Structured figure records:
=-=-=-=-=

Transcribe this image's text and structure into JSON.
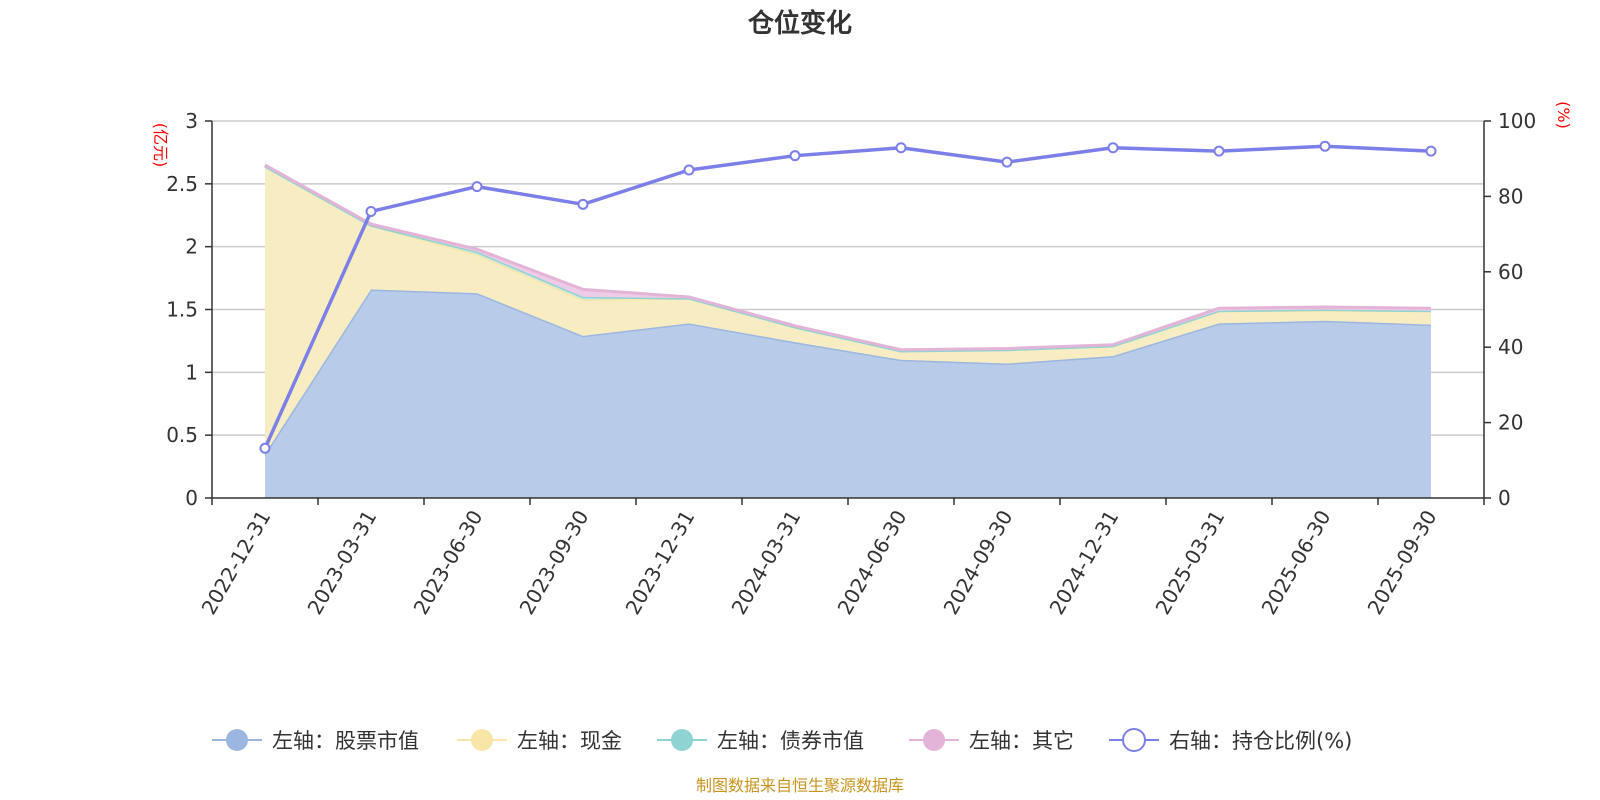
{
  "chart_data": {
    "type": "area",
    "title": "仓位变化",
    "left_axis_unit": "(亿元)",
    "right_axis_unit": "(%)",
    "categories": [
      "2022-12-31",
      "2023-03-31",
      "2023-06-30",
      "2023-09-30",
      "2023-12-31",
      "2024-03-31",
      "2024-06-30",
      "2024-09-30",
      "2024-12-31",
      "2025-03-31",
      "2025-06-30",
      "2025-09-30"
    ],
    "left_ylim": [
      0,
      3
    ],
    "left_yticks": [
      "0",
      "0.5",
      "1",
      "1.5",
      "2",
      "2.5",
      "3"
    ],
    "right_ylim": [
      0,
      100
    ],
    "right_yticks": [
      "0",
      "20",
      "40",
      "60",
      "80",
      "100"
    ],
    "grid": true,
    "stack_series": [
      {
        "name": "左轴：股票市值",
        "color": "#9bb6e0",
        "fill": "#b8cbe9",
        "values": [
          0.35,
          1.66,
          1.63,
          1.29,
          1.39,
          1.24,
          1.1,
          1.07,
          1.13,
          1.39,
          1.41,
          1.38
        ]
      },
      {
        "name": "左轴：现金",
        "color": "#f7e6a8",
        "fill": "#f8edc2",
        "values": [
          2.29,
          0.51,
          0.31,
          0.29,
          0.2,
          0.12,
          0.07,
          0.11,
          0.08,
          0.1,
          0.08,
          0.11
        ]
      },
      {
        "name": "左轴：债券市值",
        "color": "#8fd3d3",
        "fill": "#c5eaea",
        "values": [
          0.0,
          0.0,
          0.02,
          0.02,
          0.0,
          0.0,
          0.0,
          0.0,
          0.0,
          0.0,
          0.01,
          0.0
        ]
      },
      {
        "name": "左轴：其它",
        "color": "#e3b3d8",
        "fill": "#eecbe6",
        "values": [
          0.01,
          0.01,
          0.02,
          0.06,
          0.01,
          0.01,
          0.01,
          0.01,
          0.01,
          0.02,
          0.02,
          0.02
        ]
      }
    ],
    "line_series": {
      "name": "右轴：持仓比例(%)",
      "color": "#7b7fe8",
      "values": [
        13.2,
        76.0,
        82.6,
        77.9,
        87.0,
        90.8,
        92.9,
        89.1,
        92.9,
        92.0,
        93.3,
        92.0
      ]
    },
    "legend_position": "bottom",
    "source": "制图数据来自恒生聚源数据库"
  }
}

=-=-=-=-=

* Written exercise *
Your copy of the data should match it exactly, except that pictures are left out.

* Exercise result *
Transcribe this image's text and structure into JSON.
{
  "chart_data": {
    "type": "area",
    "title": "仓位变化",
    "left_axis_unit": "(亿元)",
    "right_axis_unit": "(%)",
    "categories": [
      "2022-12-31",
      "2023-03-31",
      "2023-06-30",
      "2023-09-30",
      "2023-12-31",
      "2024-03-31",
      "2024-06-30",
      "2024-09-30",
      "2024-12-31",
      "2025-03-31",
      "2025-06-30",
      "2025-09-30"
    ],
    "left_ylim": [
      0,
      3
    ],
    "left_yticks": [
      "0",
      "0.5",
      "1",
      "1.5",
      "2",
      "2.5",
      "3"
    ],
    "right_ylim": [
      0,
      100
    ],
    "right_yticks": [
      "0",
      "20",
      "40",
      "60",
      "80",
      "100"
    ],
    "grid": true,
    "stack_series": [
      {
        "name": "左轴：股票市值",
        "color": "#9bb6e0",
        "fill": "#b8cbe9",
        "values": [
          0.35,
          1.66,
          1.63,
          1.29,
          1.39,
          1.24,
          1.1,
          1.07,
          1.13,
          1.39,
          1.41,
          1.38
        ]
      },
      {
        "name": "左轴：现金",
        "color": "#f7e6a8",
        "fill": "#f8edc2",
        "values": [
          2.29,
          0.51,
          0.31,
          0.29,
          0.2,
          0.12,
          0.07,
          0.11,
          0.08,
          0.1,
          0.08,
          0.11
        ]
      },
      {
        "name": "左轴：债券市值",
        "color": "#8fd3d3",
        "fill": "#c5eaea",
        "values": [
          0.0,
          0.0,
          0.02,
          0.02,
          0.0,
          0.0,
          0.0,
          0.0,
          0.0,
          0.0,
          0.01,
          0.0
        ]
      },
      {
        "name": "左轴：其它",
        "color": "#e3b3d8",
        "fill": "#eecbe6",
        "values": [
          0.01,
          0.01,
          0.02,
          0.06,
          0.01,
          0.01,
          0.01,
          0.01,
          0.01,
          0.02,
          0.02,
          0.02
        ]
      }
    ],
    "line_series": {
      "name": "右轴：持仓比例(%)",
      "color": "#7b7fe8",
      "values": [
        13.2,
        76.0,
        82.6,
        77.9,
        87.0,
        90.8,
        92.9,
        89.1,
        92.9,
        92.0,
        93.3,
        92.0
      ]
    },
    "legend_position": "bottom",
    "source": "制图数据来自恒生聚源数据库"
  }
}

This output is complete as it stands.